Gather every line holding the string "Boolean".

[Begin]

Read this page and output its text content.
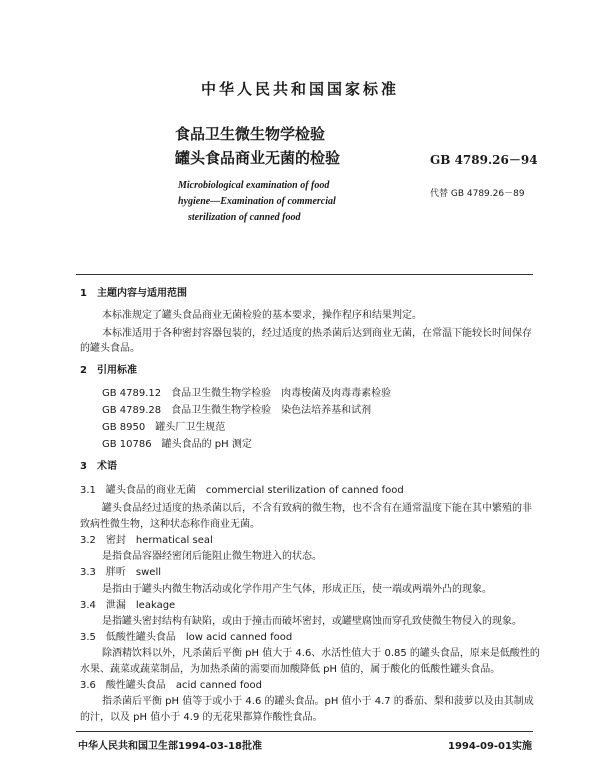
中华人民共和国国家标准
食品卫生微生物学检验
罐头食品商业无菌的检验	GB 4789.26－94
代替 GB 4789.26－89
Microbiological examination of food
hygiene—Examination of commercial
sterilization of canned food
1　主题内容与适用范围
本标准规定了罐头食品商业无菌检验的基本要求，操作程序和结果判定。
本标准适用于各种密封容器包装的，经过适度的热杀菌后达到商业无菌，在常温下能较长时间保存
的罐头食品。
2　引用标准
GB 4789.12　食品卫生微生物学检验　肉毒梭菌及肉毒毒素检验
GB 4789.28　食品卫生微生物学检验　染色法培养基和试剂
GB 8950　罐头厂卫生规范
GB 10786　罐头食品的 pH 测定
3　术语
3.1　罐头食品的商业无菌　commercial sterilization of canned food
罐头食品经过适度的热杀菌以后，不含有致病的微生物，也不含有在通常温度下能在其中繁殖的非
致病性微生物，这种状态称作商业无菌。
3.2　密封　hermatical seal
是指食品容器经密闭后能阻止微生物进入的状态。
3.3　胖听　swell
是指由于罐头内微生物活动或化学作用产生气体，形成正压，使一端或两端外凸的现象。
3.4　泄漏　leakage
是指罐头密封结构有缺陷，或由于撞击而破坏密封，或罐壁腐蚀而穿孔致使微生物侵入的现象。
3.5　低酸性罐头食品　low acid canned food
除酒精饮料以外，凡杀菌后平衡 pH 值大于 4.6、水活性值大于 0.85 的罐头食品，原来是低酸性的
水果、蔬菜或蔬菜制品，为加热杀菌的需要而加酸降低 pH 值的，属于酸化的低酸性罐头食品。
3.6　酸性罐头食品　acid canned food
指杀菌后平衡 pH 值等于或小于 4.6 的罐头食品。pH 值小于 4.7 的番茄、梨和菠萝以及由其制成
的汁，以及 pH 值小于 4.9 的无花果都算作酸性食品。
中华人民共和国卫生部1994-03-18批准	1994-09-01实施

[End]
[Begin]

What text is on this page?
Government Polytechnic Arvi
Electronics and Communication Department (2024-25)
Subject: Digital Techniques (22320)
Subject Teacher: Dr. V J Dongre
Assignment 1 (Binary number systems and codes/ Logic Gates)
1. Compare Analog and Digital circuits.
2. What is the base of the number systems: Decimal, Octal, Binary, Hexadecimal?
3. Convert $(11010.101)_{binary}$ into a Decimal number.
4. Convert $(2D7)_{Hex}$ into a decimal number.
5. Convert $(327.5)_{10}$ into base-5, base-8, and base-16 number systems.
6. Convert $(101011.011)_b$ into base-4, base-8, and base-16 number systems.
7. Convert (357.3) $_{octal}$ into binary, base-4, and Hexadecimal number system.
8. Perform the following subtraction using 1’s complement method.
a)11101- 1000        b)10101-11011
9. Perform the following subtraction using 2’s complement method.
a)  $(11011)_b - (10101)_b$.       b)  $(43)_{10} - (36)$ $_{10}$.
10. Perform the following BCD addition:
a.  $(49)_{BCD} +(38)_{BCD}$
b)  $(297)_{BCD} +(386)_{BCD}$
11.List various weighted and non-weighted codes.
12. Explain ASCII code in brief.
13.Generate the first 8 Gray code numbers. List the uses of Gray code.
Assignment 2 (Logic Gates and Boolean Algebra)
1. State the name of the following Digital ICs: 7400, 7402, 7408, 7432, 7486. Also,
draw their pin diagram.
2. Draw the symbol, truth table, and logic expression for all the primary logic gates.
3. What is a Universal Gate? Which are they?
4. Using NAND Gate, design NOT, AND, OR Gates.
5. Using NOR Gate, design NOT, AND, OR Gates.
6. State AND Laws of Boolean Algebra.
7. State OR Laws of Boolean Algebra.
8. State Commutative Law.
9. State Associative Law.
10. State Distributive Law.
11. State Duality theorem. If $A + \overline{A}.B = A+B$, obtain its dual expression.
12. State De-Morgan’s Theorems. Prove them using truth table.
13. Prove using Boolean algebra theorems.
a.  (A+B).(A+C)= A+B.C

[End]

# The completed task
Assignment 2 (Logic Gates and Boolean Algebra)
6. State AND Laws of Boolean Algebra.
7. State OR Laws of Boolean Algebra.
13. Prove using Boolean algebra theorems.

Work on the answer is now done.